__EXERCISE GOAL__
Below you will find a set of lines. Repeat them all exactly.

__INFORMATION SHOWN__
+++
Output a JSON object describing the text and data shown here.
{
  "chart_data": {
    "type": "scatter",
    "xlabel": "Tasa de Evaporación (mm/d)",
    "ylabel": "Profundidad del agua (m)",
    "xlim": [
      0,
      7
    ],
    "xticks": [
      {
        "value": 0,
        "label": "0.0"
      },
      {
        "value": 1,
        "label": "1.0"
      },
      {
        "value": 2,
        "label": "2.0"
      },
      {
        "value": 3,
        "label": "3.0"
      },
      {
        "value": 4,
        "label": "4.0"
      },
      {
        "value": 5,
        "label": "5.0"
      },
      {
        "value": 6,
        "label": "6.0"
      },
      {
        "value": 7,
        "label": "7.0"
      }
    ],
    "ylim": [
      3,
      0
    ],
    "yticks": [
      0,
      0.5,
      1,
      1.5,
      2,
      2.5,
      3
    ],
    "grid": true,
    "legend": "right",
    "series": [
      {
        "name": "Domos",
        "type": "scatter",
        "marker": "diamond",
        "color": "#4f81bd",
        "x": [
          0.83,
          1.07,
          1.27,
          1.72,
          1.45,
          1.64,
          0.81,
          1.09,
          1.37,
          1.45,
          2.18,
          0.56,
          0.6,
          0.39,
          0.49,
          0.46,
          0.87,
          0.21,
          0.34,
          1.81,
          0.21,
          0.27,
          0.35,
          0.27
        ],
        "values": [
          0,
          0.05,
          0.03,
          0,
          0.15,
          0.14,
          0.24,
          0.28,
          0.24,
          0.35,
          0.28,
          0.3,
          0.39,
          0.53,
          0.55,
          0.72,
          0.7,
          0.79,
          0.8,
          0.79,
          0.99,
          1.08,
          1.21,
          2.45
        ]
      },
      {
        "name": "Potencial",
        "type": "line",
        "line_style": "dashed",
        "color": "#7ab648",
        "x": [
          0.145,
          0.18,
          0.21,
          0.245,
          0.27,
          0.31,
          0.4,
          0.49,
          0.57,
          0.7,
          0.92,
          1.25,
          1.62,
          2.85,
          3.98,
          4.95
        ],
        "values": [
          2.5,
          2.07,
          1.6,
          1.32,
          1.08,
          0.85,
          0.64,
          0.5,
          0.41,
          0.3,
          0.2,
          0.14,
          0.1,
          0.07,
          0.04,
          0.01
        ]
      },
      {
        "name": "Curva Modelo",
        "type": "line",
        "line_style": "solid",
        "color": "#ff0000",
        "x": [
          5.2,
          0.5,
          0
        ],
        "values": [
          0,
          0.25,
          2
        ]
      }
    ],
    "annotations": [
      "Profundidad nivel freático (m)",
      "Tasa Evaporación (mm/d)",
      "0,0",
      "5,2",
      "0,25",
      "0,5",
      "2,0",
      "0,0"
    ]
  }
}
+++
__OUTPUT FOR THIS TASK__
Output a JSON object describing the text and data shown here.
{
  "chart_data": {
    "type": "scatter",
    "xlabel": "Tasa de Evaporación (mm/d)",
    "ylabel": "Profundidad del agua (m)",
    "xlim": [
      0,
      7
    ],
    "xticks": [
      {
        "value": 0,
        "label": "0.0"
      },
      {
        "value": 1,
        "label": "1.0"
      },
      {
        "value": 2,
        "label": "2.0"
      },
      {
        "value": 3,
        "label": "3.0"
      },
      {
        "value": 4,
        "label": "4.0"
      },
      {
        "value": 5,
        "label": "5.0"
      },
      {
        "value": 6,
        "label": "6.0"
      },
      {
        "value": 7,
        "label": "7.0"
      }
    ],
    "ylim": [
      3,
      0
    ],
    "yticks": [
      0,
      0.5,
      1,
      1.5,
      2,
      2.5,
      3
    ],
    "grid": true,
    "legend": "right",
    "series": [
      {
        "name": "Domos",
        "type": "scatter",
        "marker": "diamond",
        "color": "#4f81bd",
        "x": [
          0.83,
          1.07,
          1.27,
          1.72,
          1.45,
          1.64,
          0.81,
          1.09,
          1.37,
          1.45,
          2.18,
          0.56,
          0.6,
          0.39,
          0.49,
          0.46,
          0.87,
          0.21,
          0.34,
          1.81,
          0.21,
          0.27,
          0.35,
          0.27
        ],
        "values": [
          0,
          0.05,
          0.03,
          0,
          0.15,
          0.14,
          0.24,
          0.28,
          0.24,
          0.35,
          0.28,
          0.3,
          0.39,
          0.53,
          0.55,
          0.72,
          0.7,
          0.79,
          0.8,
          0.79,
          0.99,
          1.08,
          1.21,
          2.45
        ]
      },
      {
        "name": "Potencial",
        "type": "line",
        "line_style": "dashed",
        "color": "#7ab648",
        "x": [
          0.145,
          0.18,
          0.21,
          0.245,
          0.27,
          0.31,
          0.4,
          0.49,
          0.57,
          0.7,
          0.92,
          1.25,
          1.62,
          2.85,
          3.98,
          4.95
        ],
        "values": [
          2.5,
          2.07,
          1.6,
          1.32,
          1.08,
          0.85,
          0.64,
          0.5,
          0.41,
          0.3,
          0.2,
          0.14,
          0.1,
          0.07,
          0.04,
          0.01
        ]
      },
      {
        "name": "Curva Modelo",
        "type": "line",
        "line_style": "solid",
        "color": "#ff0000",
        "x": [
          5.2,
          0.5,
          0
        ],
        "values": [
          0,
          0.25,
          2
        ]
      }
    ],
    "annotations": [
      "Profundidad nivel freático (m)",
      "Tasa Evaporación (mm/d)",
      "0,0",
      "5,2",
      "0,25",
      "0,5",
      "2,0",
      "0,0"
    ]
  }
}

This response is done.